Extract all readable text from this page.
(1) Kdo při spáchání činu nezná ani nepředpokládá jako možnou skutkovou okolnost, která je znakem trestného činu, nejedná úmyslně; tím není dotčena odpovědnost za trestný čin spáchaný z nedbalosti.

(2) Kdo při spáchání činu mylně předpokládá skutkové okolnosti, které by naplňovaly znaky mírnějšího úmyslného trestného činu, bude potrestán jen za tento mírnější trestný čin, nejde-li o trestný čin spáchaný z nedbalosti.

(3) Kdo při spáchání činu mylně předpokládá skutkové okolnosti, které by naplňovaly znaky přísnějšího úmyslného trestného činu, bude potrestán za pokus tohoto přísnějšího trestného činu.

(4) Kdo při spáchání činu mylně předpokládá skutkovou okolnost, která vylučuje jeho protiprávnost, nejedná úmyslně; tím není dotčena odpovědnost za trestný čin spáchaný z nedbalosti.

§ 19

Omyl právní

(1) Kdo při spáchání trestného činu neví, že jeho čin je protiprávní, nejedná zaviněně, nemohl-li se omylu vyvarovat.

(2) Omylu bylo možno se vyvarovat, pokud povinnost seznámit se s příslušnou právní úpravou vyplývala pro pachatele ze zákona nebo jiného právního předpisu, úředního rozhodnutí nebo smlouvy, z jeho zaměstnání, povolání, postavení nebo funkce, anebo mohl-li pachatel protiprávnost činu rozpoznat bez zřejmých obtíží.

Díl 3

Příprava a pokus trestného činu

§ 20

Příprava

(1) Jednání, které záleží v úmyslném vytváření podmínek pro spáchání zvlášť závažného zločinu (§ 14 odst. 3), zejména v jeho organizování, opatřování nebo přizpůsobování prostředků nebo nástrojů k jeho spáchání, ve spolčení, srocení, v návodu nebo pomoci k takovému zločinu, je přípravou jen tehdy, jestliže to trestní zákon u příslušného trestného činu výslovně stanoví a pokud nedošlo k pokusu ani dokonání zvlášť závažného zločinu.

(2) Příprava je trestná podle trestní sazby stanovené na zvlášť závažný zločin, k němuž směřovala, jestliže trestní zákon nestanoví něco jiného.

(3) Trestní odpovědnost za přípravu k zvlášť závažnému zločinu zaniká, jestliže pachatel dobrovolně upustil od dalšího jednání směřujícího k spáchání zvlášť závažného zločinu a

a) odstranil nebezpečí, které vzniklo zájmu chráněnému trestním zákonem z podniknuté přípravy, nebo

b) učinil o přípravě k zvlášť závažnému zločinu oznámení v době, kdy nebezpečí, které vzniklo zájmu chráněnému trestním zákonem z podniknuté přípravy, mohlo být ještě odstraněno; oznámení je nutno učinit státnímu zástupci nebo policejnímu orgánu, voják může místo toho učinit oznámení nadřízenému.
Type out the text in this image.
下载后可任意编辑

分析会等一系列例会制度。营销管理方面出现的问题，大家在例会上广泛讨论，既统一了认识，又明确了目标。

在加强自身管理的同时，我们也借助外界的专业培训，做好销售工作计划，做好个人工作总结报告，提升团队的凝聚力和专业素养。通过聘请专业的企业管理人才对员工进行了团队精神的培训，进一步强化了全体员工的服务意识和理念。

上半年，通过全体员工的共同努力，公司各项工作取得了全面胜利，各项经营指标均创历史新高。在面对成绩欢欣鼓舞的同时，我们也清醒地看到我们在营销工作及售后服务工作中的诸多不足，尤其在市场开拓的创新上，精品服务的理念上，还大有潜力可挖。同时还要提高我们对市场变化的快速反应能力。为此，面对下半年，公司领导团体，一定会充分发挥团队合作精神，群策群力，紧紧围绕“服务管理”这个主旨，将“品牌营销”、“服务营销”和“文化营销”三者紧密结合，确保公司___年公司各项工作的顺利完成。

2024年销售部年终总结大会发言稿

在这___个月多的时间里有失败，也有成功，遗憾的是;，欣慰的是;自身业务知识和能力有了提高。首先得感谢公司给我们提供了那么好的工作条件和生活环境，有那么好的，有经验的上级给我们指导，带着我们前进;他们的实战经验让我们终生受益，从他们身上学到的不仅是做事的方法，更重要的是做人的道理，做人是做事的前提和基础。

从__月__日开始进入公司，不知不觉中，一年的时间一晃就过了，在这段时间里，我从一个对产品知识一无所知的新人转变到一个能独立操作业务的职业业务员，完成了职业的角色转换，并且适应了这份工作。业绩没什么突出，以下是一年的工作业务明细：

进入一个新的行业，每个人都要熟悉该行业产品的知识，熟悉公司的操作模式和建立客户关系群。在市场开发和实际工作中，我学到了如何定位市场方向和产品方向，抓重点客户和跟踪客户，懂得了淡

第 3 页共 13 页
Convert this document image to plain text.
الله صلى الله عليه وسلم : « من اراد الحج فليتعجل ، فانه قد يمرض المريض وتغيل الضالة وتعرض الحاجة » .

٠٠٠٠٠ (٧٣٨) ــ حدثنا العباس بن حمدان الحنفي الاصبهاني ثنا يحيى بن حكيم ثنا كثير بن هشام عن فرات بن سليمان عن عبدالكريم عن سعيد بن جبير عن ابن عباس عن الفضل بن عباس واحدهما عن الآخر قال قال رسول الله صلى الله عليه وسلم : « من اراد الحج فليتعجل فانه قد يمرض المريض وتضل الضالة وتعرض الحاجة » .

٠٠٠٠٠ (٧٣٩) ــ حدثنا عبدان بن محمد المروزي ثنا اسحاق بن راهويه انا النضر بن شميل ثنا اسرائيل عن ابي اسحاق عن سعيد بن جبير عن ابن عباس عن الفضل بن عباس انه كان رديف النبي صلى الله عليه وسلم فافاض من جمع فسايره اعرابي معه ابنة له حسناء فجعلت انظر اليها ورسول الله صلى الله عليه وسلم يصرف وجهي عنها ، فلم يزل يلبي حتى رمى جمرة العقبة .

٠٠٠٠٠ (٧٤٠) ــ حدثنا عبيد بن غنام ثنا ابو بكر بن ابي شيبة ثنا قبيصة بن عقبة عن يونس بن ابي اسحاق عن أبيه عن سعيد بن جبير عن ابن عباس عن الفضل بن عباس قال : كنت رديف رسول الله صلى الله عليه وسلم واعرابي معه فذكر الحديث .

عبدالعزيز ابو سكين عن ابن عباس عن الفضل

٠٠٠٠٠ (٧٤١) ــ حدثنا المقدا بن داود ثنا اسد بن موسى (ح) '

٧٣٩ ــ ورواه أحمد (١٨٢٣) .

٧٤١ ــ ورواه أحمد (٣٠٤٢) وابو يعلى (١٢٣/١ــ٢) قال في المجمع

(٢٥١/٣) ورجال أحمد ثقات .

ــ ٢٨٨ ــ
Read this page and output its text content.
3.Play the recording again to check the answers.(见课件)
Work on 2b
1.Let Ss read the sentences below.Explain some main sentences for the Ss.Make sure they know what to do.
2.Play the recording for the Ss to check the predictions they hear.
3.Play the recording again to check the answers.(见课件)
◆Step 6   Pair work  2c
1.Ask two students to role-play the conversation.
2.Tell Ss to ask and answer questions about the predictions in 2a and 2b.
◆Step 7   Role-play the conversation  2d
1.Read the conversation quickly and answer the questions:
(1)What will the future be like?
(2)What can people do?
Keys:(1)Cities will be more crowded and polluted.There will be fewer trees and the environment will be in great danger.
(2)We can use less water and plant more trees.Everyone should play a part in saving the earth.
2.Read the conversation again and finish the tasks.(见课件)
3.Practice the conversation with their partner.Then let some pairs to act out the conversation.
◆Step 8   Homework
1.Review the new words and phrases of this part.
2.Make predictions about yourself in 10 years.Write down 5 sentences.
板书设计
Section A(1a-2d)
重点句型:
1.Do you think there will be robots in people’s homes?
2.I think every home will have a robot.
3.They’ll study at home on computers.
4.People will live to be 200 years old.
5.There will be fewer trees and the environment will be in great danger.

▶ [Do this]:
Your task is to reproduce the whole listing exactly.

▶ [Reply]:
Extract all readable text from this page.
(1) Kdo při spáchání činu nezná ani nepředpokládá jako možnou skutkovou okolnost, která je znakem trestného činu, nejedná úmyslně; tím není dotčena odpovědnost za trestný čin spáchaný z nedbalosti.

(2) Kdo při spáchání činu mylně předpokládá skutkové okolnosti, které by naplňovaly znaky mírnějšího úmyslného trestného činu, bude potrestán jen za tento mírnější trestný čin, nejde-li o trestný čin spáchaný z nedbalosti.

(3) Kdo při spáchání činu mylně předpokládá skutkové okolnosti, které by naplňovaly znaky přísnějšího úmyslného trestného činu, bude potrestán za pokus tohoto přísnějšího trestného činu.

(4) Kdo při spáchání činu mylně předpokládá skutkovou okolnost, která vylučuje jeho protiprávnost, nejedná úmyslně; tím není dotčena odpovědnost za trestný čin spáchaný z nedbalosti.

§ 19

Omyl právní

(1) Kdo při spáchání trestného činu neví, že jeho čin je protiprávní, nejedná zaviněně, nemohl-li se omylu vyvarovat.

(2) Omylu bylo možno se vyvarovat, pokud povinnost seznámit se s příslušnou právní úpravou vyplývala pro pachatele ze zákona nebo jiného právního předpisu, úředního rozhodnutí nebo smlouvy, z jeho zaměstnání, povolání, postavení nebo funkce, anebo mohl-li pachatel protiprávnost činu rozpoznat bez zřejmých obtíží.

Díl 3

Příprava a pokus trestného činu

§ 20

Příprava

(1) Jednání, které záleží v úmyslném vytváření podmínek pro spáchání zvlášť závažného zločinu (§ 14 odst. 3), zejména v jeho organizování, opatřování nebo přizpůsobování prostředků nebo nástrojů k jeho spáchání, ve spolčení, srocení, v návodu nebo pomoci k takovému zločinu, je přípravou jen tehdy, jestliže to trestní zákon u příslušného trestného činu výslovně stanoví a pokud nedošlo k pokusu ani dokonání zvlášť závažného zločinu.

(2) Příprava je trestná podle trestní sazby stanovené na zvlášť závažný zločin, k němuž směřovala, jestliže trestní zákon nestanoví něco jiného.

(3) Trestní odpovědnost za přípravu k zvlášť závažnému zločinu zaniká, jestliže pachatel dobrovolně upustil od dalšího jednání směřujícího k spáchání zvlášť závažného zločinu a

a) odstranil nebezpečí, které vzniklo zájmu chráněnému trestním zákonem z podniknuté přípravy, nebo

b) učinil o přípravě k zvlášť závažnému zločinu oznámení v době, kdy nebezpečí, které vzniklo zájmu chráněnému trestním zákonem z podniknuté přípravy, mohlo být ještě odstraněno; oznámení je nutno učinit státnímu zástupci nebo policejnímu orgánu, voják může místo toho učinit oznámení nadřízenému.
Type out the text in this image.
下载后可任意编辑

分析会等一系列例会制度。营销管理方面出现的问题，大家在例会上广泛讨论，既统一了认识，又明确了目标。

在加强自身管理的同时，我们也借助外界的专业培训，做好销售工作计划，做好个人工作总结报告，提升团队的凝聚力和专业素养。通过聘请专业的企业管理人才对员工进行了团队精神的培训，进一步强化了全体员工的服务意识和理念。

上半年，通过全体员工的共同努力，公司各项工作取得了全面胜利，各项经营指标均创历史新高。在面对成绩欢欣鼓舞的同时，我们也清醒地看到我们在营销工作及售后服务工作中的诸多不足，尤其在市场开拓的创新上，精品服务的理念上，还大有潜力可挖。同时还要提高我们对市场变化的快速反应能力。为此，面对下半年，公司领导团体，一定会充分发挥团队合作精神，群策群力，紧紧围绕“服务管理”这个主旨，将“品牌营销”、“服务营销”和“文化营销”三者紧密结合，确保公司___年公司各项工作的顺利完成。

2024年销售部年终总结大会发言稿

在这___个月多的时间里有失败，也有成功，遗憾的是;，欣慰的是;自身业务知识和能力有了提高。首先得感谢公司给我们提供了那么好的工作条件和生活环境，有那么好的，有经验的上级给我们指导，带着我们前进;他们的实战经验让我们终生受益，从他们身上学到的不仅是做事的方法，更重要的是做人的道理，做人是做事的前提和基础。

从__月__日开始进入公司，不知不觉中，一年的时间一晃就过了，在这段时间里，我从一个对产品知识一无所知的新人转变到一个能独立操作业务的职业业务员，完成了职业的角色转换，并且适应了这份工作。业绩没什么突出，以下是一年的工作业务明细：

进入一个新的行业，每个人都要熟悉该行业产品的知识，熟悉公司的操作模式和建立客户关系群。在市场开发和实际工作中，我学到了如何定位市场方向和产品方向，抓重点客户和跟踪客户，懂得了淡

第 3 页共 13 页
Convert this document image to plain text.
الله صلى الله عليه وسلم : « من اراد الحج فليتعجل ، فانه قد يمرض المريض وتغيل الضالة وتعرض الحاجة » .

٠٠٠٠٠ (٧٣٨) ــ حدثنا العباس بن حمدان الحنفي الاصبهاني ثنا يحيى بن حكيم ثنا كثير بن هشام عن فرات بن سليمان عن عبدالكريم عن سعيد بن جبير عن ابن عباس عن الفضل بن عباس واحدهما عن الآخر قال قال رسول الله صلى الله عليه وسلم : « من اراد الحج فليتعجل فانه قد يمرض المريض وتضل الضالة وتعرض الحاجة » .

٠٠٠٠٠ (٧٣٩) ــ حدثنا عبدان بن محمد المروزي ثنا اسحاق بن راهويه انا النضر بن شميل ثنا اسرائيل عن ابي اسحاق عن سعيد بن جبير عن ابن عباس عن الفضل بن عباس انه كان رديف النبي صلى الله عليه وسلم فافاض من جمع فسايره اعرابي معه ابنة له حسناء فجعلت انظر اليها ورسول الله صلى الله عليه وسلم يصرف وجهي عنها ، فلم يزل يلبي حتى رمى جمرة العقبة .

٠٠٠٠٠ (٧٤٠) ــ حدثنا عبيد بن غنام ثنا ابو بكر بن ابي شيبة ثنا قبيصة بن عقبة عن يونس بن ابي اسحاق عن أبيه عن سعيد بن جبير عن ابن عباس عن الفضل بن عباس قال : كنت رديف رسول الله صلى الله عليه وسلم واعرابي معه فذكر الحديث .

عبدالعزيز ابو سكين عن ابن عباس عن الفضل

٠٠٠٠٠ (٧٤١) ــ حدثنا المقدا بن داود ثنا اسد بن موسى (ح) '

٧٣٩ ــ ورواه أحمد (١٨٢٣) .

٧٤١ ــ ورواه أحمد (٣٠٤٢) وابو يعلى (١٢٣/١ــ٢) قال في المجمع

(٢٥١/٣) ورجال أحمد ثقات .

ــ ٢٨٨ ــ
Read this page and output its text content.
3.Play the recording again to check the answers.(见课件)
Work on 2b
1.Let Ss read the sentences below.Explain some main sentences for the Ss.Make sure they know what to do.
2.Play the recording for the Ss to check the predictions they hear.
3.Play the recording again to check the answers.(见课件)
◆Step 6   Pair work  2c
1.Ask two students to role-play the conversation.
2.Tell Ss to ask and answer questions about the predictions in 2a and 2b.
◆Step 7   Role-play the conversation  2d
1.Read the conversation quickly and answer the questions:
(1)What will the future be like?
(2)What can people do?
Keys:(1)Cities will be more crowded and polluted.There will be fewer trees and the environment will be in great danger.
(2)We can use less water and plant more trees.Everyone should play a part in saving the earth.
2.Read the conversation again and finish the tasks.(见课件)
3.Practice the conversation with their partner.Then let some pairs to act out the conversation.
◆Step 8   Homework
1.Review the new words and phrases of this part.
2.Make predictions about yourself in 10 years.Write down 5 sentences.
板书设计
Section A(1a-2d)
重点句型:
1.Do you think there will be robots in people’s homes?
2.I think every home will have a robot.
3.They’ll study at home on computers.
4.People will live to be 200 years old.
5.There will be fewer trees and the environment will be in great danger.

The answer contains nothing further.